Directions for this task
Copy out each line that has "činnosti" in it.

-- Start of Records for the task --

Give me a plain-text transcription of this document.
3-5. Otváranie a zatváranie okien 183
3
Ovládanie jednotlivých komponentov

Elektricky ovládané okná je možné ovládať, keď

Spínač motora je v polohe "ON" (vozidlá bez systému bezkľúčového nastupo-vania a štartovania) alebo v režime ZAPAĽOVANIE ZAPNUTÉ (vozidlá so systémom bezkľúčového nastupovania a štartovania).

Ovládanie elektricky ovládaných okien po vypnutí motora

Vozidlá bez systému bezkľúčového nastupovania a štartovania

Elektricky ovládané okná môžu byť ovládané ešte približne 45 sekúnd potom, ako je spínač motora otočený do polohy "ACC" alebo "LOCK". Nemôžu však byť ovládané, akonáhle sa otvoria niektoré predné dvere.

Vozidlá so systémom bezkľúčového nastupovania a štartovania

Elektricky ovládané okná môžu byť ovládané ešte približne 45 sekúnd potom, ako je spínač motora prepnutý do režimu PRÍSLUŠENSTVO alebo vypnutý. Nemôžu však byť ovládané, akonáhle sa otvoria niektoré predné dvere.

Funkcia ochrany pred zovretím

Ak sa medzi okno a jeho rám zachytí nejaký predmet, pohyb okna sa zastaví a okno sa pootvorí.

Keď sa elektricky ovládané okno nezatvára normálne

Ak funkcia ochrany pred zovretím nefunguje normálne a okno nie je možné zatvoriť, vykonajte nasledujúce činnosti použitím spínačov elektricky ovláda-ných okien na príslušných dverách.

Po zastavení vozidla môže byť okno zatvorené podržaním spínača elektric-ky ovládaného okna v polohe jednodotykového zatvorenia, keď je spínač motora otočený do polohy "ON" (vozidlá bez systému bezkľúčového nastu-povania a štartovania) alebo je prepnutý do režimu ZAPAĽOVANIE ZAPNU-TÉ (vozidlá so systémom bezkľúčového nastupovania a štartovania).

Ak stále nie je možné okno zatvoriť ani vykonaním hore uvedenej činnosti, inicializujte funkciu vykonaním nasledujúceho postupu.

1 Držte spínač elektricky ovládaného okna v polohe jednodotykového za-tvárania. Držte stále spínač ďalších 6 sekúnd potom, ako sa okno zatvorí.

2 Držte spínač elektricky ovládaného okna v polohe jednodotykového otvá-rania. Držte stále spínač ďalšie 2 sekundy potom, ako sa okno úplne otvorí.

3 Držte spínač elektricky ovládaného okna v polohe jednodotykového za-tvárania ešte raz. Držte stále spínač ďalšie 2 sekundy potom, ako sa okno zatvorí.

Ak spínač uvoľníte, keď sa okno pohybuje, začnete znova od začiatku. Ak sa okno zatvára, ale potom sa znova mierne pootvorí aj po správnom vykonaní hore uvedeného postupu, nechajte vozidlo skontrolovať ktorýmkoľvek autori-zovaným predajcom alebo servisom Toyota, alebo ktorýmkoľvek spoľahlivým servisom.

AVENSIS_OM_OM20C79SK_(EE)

-- End of Records for the task --

Complete response
Ak funkcia ochrany pred zovretím nefunguje normálne a okno nie je možné zatvoriť, vykonajte nasledujúce činnosti použitím spínačov elektricky ovláda-ných okien na príslušných dverách.
Ak stále nie je možné okno zatvoriť ani vykonaním hore uvedenej činnosti, inicializujte funkciu vykonaním nasledujúceho postupu.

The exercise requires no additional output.